== DATASET ROWS ==

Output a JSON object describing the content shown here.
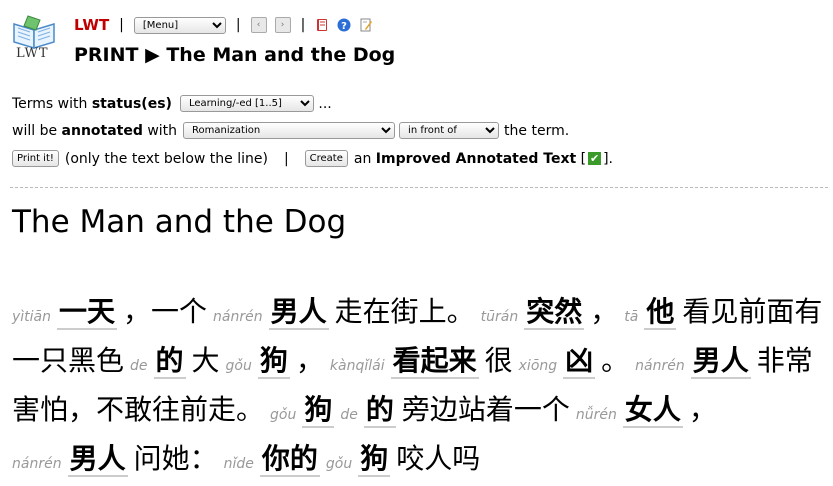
{
  "header": {
    "app_name": "LWT",
    "logo_text": "LWT",
    "menu_select": "[Menu]",
    "separator": "|",
    "page_title": "PRINT ▶ The Man and the Dog"
  },
  "options": {
    "line1_prefix": "Terms with ",
    "line1_bold": "status(es)",
    "status_select": "Learning/-ed [1..5]",
    "line1_suffix": " ...",
    "line2_prefix": "will be ",
    "line2_bold": "annotated",
    "line2_mid": " with",
    "annotation_select": "Romanization",
    "position_select": "in front of",
    "line2_suffix": "the term.",
    "print_button": "Print it!",
    "print_note": "(only the text below the line)",
    "sep": "|",
    "create_button": "Create",
    "improved_prefix": "an ",
    "improved_bold": "Improved Annotated Text",
    "improved_open": " [",
    "improved_close": "]."
  },
  "text": {
    "title": "The Man and the Dog",
    "segments": [
      {
        "rom": "yìtiān",
        "term": "一天"
      },
      {
        "plain": "，一个"
      },
      {
        "rom": "nánrén",
        "term": "男人"
      },
      {
        "plain": "走在街上。"
      },
      {
        "rom": "tūrán",
        "term": "突然"
      },
      {
        "plain": "，"
      },
      {
        "rom": "tā",
        "term": "他"
      },
      {
        "plain": "看见前面有一只黑色"
      },
      {
        "rom": "de",
        "term": "的"
      },
      {
        "plain": "大"
      },
      {
        "rom": "gǒu",
        "term": "狗"
      },
      {
        "plain": "，"
      },
      {
        "rom": "kànqǐlái",
        "term": "看起来"
      },
      {
        "plain": "很"
      },
      {
        "rom": "xiōng",
        "term": "凶"
      },
      {
        "plain": "。"
      },
      {
        "rom": "nánrén",
        "term": "男人"
      },
      {
        "plain": "非常害怕，不敢往前走。"
      },
      {
        "rom": "gǒu",
        "term": "狗"
      },
      {
        "rom": "de",
        "term": "的"
      },
      {
        "plain": "旁边站着一个"
      },
      {
        "rom": "nǚrén",
        "term": "女人"
      },
      {
        "plain": "，"
      },
      {
        "rom": "nánrén",
        "term": "男人"
      },
      {
        "plain": "问她："
      },
      {
        "rom": "nǐde",
        "term": "你的"
      },
      {
        "rom": "gǒu",
        "term": "狗"
      },
      {
        "plain": "咬人吗"
      }
    ]
  }
}
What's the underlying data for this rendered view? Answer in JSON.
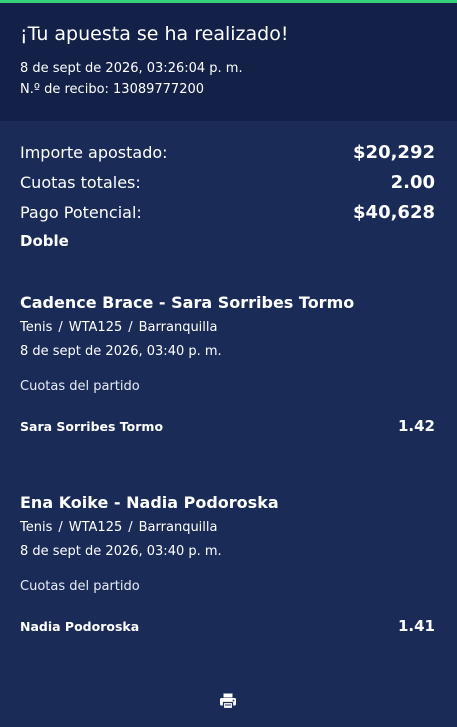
{
  "receipt": {
    "title": "¡Tu apuesta se ha realizado!",
    "datetime": "8 de sept de 2026, 03:26:04 p. m.",
    "receipt_number": "N.º de recibo: 13089777200"
  },
  "summary": {
    "stake_label": "Importe apostado:",
    "stake_value": "$20,292",
    "total_odds_label": "Cuotas totales:",
    "total_odds_value": "2.00",
    "payout_label": "Pago Potencial:",
    "payout_value": "$40,628",
    "bet_type": "Doble"
  },
  "selections": [
    {
      "match": "Cadence Brace - Sara Sorribes Tormo",
      "sport": "Tenis",
      "competition": "WTA125",
      "venue": "Barranquilla",
      "date": "8 de sept de 2026, 03:40 p. m.",
      "odds_label": "Cuotas del partido",
      "selection": "Sara Sorribes Tormo",
      "odds": "1.42"
    },
    {
      "match": "Ena Koike - Nadia Podoroska",
      "sport": "Tenis",
      "competition": "WTA125",
      "venue": "Barranquilla",
      "date": "8 de sept de 2026, 03:40 p. m.",
      "odds_label": "Cuotas del partido",
      "selection": "Nadia Podoroska",
      "odds": "1.41"
    }
  ],
  "separator": "/",
  "icons": {
    "print": "print-icon"
  },
  "colors": {
    "background": "#1a2b57",
    "header_background": "#132148",
    "accent": "#36d27a",
    "text": "#ffffff"
  }
}
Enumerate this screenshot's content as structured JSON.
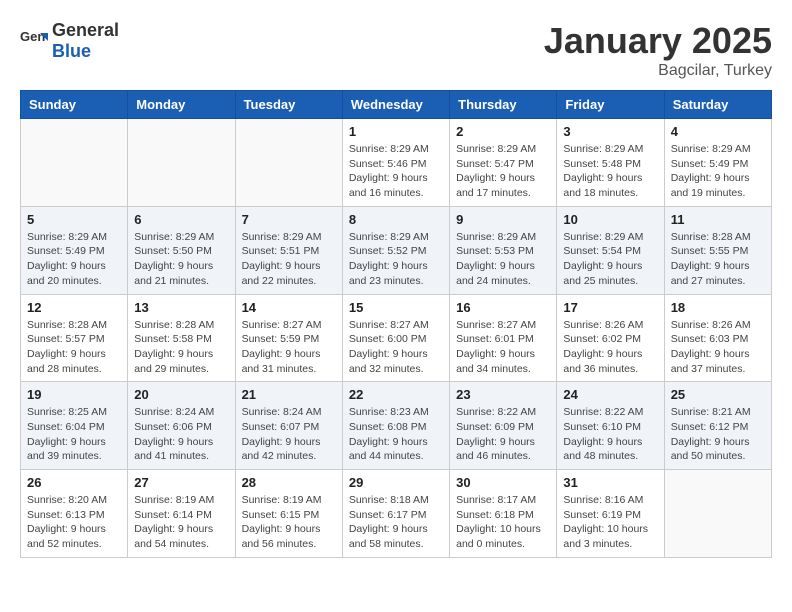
{
  "header": {
    "logo_general": "General",
    "logo_blue": "Blue",
    "title": "January 2025",
    "subtitle": "Bagcilar, Turkey"
  },
  "days_of_week": [
    "Sunday",
    "Monday",
    "Tuesday",
    "Wednesday",
    "Thursday",
    "Friday",
    "Saturday"
  ],
  "weeks": [
    {
      "shaded": false,
      "days": [
        {
          "num": "",
          "info": ""
        },
        {
          "num": "",
          "info": ""
        },
        {
          "num": "",
          "info": ""
        },
        {
          "num": "1",
          "info": "Sunrise: 8:29 AM\nSunset: 5:46 PM\nDaylight: 9 hours and 16 minutes."
        },
        {
          "num": "2",
          "info": "Sunrise: 8:29 AM\nSunset: 5:47 PM\nDaylight: 9 hours and 17 minutes."
        },
        {
          "num": "3",
          "info": "Sunrise: 8:29 AM\nSunset: 5:48 PM\nDaylight: 9 hours and 18 minutes."
        },
        {
          "num": "4",
          "info": "Sunrise: 8:29 AM\nSunset: 5:49 PM\nDaylight: 9 hours and 19 minutes."
        }
      ]
    },
    {
      "shaded": true,
      "days": [
        {
          "num": "5",
          "info": "Sunrise: 8:29 AM\nSunset: 5:49 PM\nDaylight: 9 hours and 20 minutes."
        },
        {
          "num": "6",
          "info": "Sunrise: 8:29 AM\nSunset: 5:50 PM\nDaylight: 9 hours and 21 minutes."
        },
        {
          "num": "7",
          "info": "Sunrise: 8:29 AM\nSunset: 5:51 PM\nDaylight: 9 hours and 22 minutes."
        },
        {
          "num": "8",
          "info": "Sunrise: 8:29 AM\nSunset: 5:52 PM\nDaylight: 9 hours and 23 minutes."
        },
        {
          "num": "9",
          "info": "Sunrise: 8:29 AM\nSunset: 5:53 PM\nDaylight: 9 hours and 24 minutes."
        },
        {
          "num": "10",
          "info": "Sunrise: 8:29 AM\nSunset: 5:54 PM\nDaylight: 9 hours and 25 minutes."
        },
        {
          "num": "11",
          "info": "Sunrise: 8:28 AM\nSunset: 5:55 PM\nDaylight: 9 hours and 27 minutes."
        }
      ]
    },
    {
      "shaded": false,
      "days": [
        {
          "num": "12",
          "info": "Sunrise: 8:28 AM\nSunset: 5:57 PM\nDaylight: 9 hours and 28 minutes."
        },
        {
          "num": "13",
          "info": "Sunrise: 8:28 AM\nSunset: 5:58 PM\nDaylight: 9 hours and 29 minutes."
        },
        {
          "num": "14",
          "info": "Sunrise: 8:27 AM\nSunset: 5:59 PM\nDaylight: 9 hours and 31 minutes."
        },
        {
          "num": "15",
          "info": "Sunrise: 8:27 AM\nSunset: 6:00 PM\nDaylight: 9 hours and 32 minutes."
        },
        {
          "num": "16",
          "info": "Sunrise: 8:27 AM\nSunset: 6:01 PM\nDaylight: 9 hours and 34 minutes."
        },
        {
          "num": "17",
          "info": "Sunrise: 8:26 AM\nSunset: 6:02 PM\nDaylight: 9 hours and 36 minutes."
        },
        {
          "num": "18",
          "info": "Sunrise: 8:26 AM\nSunset: 6:03 PM\nDaylight: 9 hours and 37 minutes."
        }
      ]
    },
    {
      "shaded": true,
      "days": [
        {
          "num": "19",
          "info": "Sunrise: 8:25 AM\nSunset: 6:04 PM\nDaylight: 9 hours and 39 minutes."
        },
        {
          "num": "20",
          "info": "Sunrise: 8:24 AM\nSunset: 6:06 PM\nDaylight: 9 hours and 41 minutes."
        },
        {
          "num": "21",
          "info": "Sunrise: 8:24 AM\nSunset: 6:07 PM\nDaylight: 9 hours and 42 minutes."
        },
        {
          "num": "22",
          "info": "Sunrise: 8:23 AM\nSunset: 6:08 PM\nDaylight: 9 hours and 44 minutes."
        },
        {
          "num": "23",
          "info": "Sunrise: 8:22 AM\nSunset: 6:09 PM\nDaylight: 9 hours and 46 minutes."
        },
        {
          "num": "24",
          "info": "Sunrise: 8:22 AM\nSunset: 6:10 PM\nDaylight: 9 hours and 48 minutes."
        },
        {
          "num": "25",
          "info": "Sunrise: 8:21 AM\nSunset: 6:12 PM\nDaylight: 9 hours and 50 minutes."
        }
      ]
    },
    {
      "shaded": false,
      "days": [
        {
          "num": "26",
          "info": "Sunrise: 8:20 AM\nSunset: 6:13 PM\nDaylight: 9 hours and 52 minutes."
        },
        {
          "num": "27",
          "info": "Sunrise: 8:19 AM\nSunset: 6:14 PM\nDaylight: 9 hours and 54 minutes."
        },
        {
          "num": "28",
          "info": "Sunrise: 8:19 AM\nSunset: 6:15 PM\nDaylight: 9 hours and 56 minutes."
        },
        {
          "num": "29",
          "info": "Sunrise: 8:18 AM\nSunset: 6:17 PM\nDaylight: 9 hours and 58 minutes."
        },
        {
          "num": "30",
          "info": "Sunrise: 8:17 AM\nSunset: 6:18 PM\nDaylight: 10 hours and 0 minutes."
        },
        {
          "num": "31",
          "info": "Sunrise: 8:16 AM\nSunset: 6:19 PM\nDaylight: 10 hours and 3 minutes."
        },
        {
          "num": "",
          "info": ""
        }
      ]
    }
  ]
}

===

**WHAT IS BEING ASKED:** Consider the entries above and return each line with the string "this".

**SOLUTION TO THE PROBLEM:**
What's the underlying data for this rendered view? Answer in JSON.
Enumerate this screenshot's content as structured JSON.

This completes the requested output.